### Written exercise
Count the lines in the data below that contain the string "text", matching case exactly. Reply with the number only.

(A block of data)
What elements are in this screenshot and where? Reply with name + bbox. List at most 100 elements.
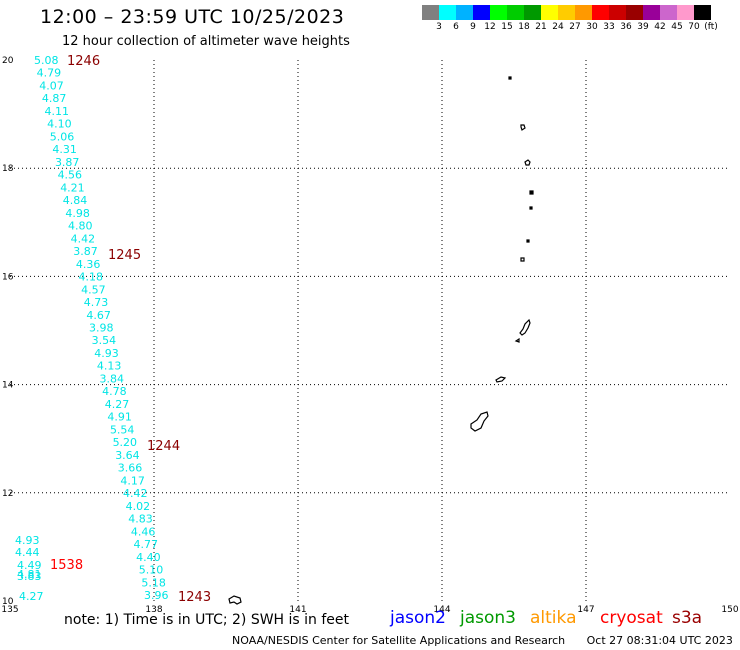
legend-swatch: [490, 5, 507, 20]
swh-value: 4.42: [123, 487, 148, 500]
swh-value: 4.81: [17, 568, 42, 581]
swh-value: 4.02: [126, 500, 150, 513]
swh-value: 5.08: [34, 54, 59, 67]
swh-value: 4.46: [131, 525, 156, 538]
swh-value: 3.83: [17, 570, 42, 583]
alamagan-island: [526, 239, 530, 243]
legend-swatch: [422, 5, 439, 20]
track-time-label: 1243: [178, 590, 211, 605]
legend-swatch: [626, 5, 643, 20]
track-time-label: 1538: [50, 558, 83, 573]
legend-swatch: [609, 5, 626, 20]
legend-label: 36: [620, 22, 632, 32]
swh-value: 4.93: [15, 534, 40, 547]
swh-value: 4.49: [17, 559, 42, 572]
track-time-label: 1246: [67, 54, 100, 69]
legend-swatch: [575, 5, 592, 20]
legend-swatch: [541, 5, 558, 20]
altimeter-tracks: 5.084.794.074.874.114.105.064.313.874.56…: [15, 54, 169, 603]
wave-height-legend-labels: 3 6 9 12 15 18 21 24 27 30 33 36 39 42 45 70 (ft): [422, 22, 740, 34]
credit-text: NOAA/NESDIS Center for Satellite Applica…: [232, 634, 566, 647]
swh-value: 3.87: [55, 156, 79, 169]
satellite-jason3-label: jason3: [460, 608, 516, 628]
swh-value: 3.87: [73, 245, 98, 258]
swh-value: 4.36: [76, 258, 101, 271]
legend-swatch: [439, 5, 456, 20]
legend-swatch: [643, 5, 660, 20]
legend-label: 27: [569, 22, 581, 32]
lon-tick-label: 141: [289, 605, 306, 615]
lat-tick-label: 12: [2, 489, 13, 499]
legend-label: 30: [586, 22, 598, 32]
legend-swatch: [694, 5, 711, 20]
guam-island: [470, 411, 489, 432]
track-time-label: 1245: [108, 248, 141, 263]
agrihan-island: [529, 190, 534, 195]
swh-value: 3.54: [92, 334, 117, 347]
swh-value: 4.07: [39, 79, 64, 92]
pagan-island: [529, 206, 533, 210]
legend-label: 18: [518, 22, 530, 32]
farallon-de-pajaros-island: [508, 76, 512, 80]
swh-value: 5.18: [141, 576, 166, 589]
legend-label: 6: [453, 22, 459, 32]
map-title: 12:00 – 23:59 UTC 10/25/2023: [40, 6, 345, 28]
swh-value: 4.31: [52, 143, 76, 156]
lon-tick-label: 135: [1, 605, 18, 615]
lat-tick-label: 16: [2, 272, 14, 282]
yap-island: [228, 595, 242, 605]
swh-value: 4.98: [65, 207, 90, 220]
legend-label: 45: [671, 22, 683, 32]
swh-value: 4.67: [86, 309, 111, 322]
maug-islands: [520, 124, 526, 131]
legend-label: 21: [535, 22, 547, 32]
legend-swatch: [592, 5, 609, 20]
legend-swatch: [473, 5, 490, 20]
swh-value: 4.13: [97, 360, 122, 373]
swh-value: 4.57: [81, 283, 106, 296]
swh-value: 4.44: [15, 546, 40, 559]
legend-label: 24: [552, 22, 564, 32]
swh-value: 5.10: [139, 564, 164, 577]
swh-value: 4.80: [68, 220, 93, 233]
legend-swatch: [456, 5, 473, 20]
legend-label: 42: [654, 22, 666, 32]
swh-value: 4.79: [37, 67, 62, 80]
satellite-cryosat-label: cryosat: [600, 608, 663, 628]
lat-tick-label: 14: [2, 381, 14, 391]
asuncion-island: [524, 159, 531, 166]
legend-swatch: [524, 5, 541, 20]
swh-value: 4.77: [134, 538, 159, 551]
legend-swatch: [660, 5, 677, 20]
swh-value: 4.40: [136, 551, 161, 564]
swh-value: 3.84: [99, 372, 124, 385]
footer-note: note: 1) Time is in UTC; 2) SWH is in fe…: [64, 612, 350, 628]
swh-value: 5.06: [50, 130, 75, 143]
swh-value: 4.27: [105, 398, 130, 411]
lon-tick-label: 144: [433, 605, 450, 615]
map-subtitle: 12 hour collection of altimeter wave hei…: [62, 34, 350, 49]
legend-label: 9: [470, 22, 476, 32]
wave-height-color-legend: [422, 5, 711, 21]
swh-value: 4.78: [102, 385, 127, 398]
legend-label: (ft): [704, 22, 718, 32]
swh-value: 4.42: [71, 232, 96, 245]
map-frame: [10, 60, 730, 601]
satellite-jason2-label: jason2: [390, 608, 446, 628]
legend-label: 70: [688, 22, 700, 32]
rota-island: [495, 376, 507, 383]
swh-value: 3.66: [118, 462, 143, 475]
legend-label: 12: [484, 22, 496, 32]
legend-swatch: [558, 5, 575, 20]
track-time-label: 1244: [147, 439, 180, 454]
legend-label: 3: [436, 22, 442, 32]
swh-value: 3.64: [115, 449, 140, 462]
saipan-tinian-islands: [514, 318, 531, 343]
swh-value: 4.27: [19, 590, 44, 603]
legend-swatch: [677, 5, 694, 20]
guguan-island: [520, 257, 525, 262]
swh-value: 3.96: [144, 589, 169, 602]
swh-value: 4.17: [120, 474, 145, 487]
timestamp-text: Oct 27 08:31:04 UTC 2023: [586, 634, 733, 647]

### The output
2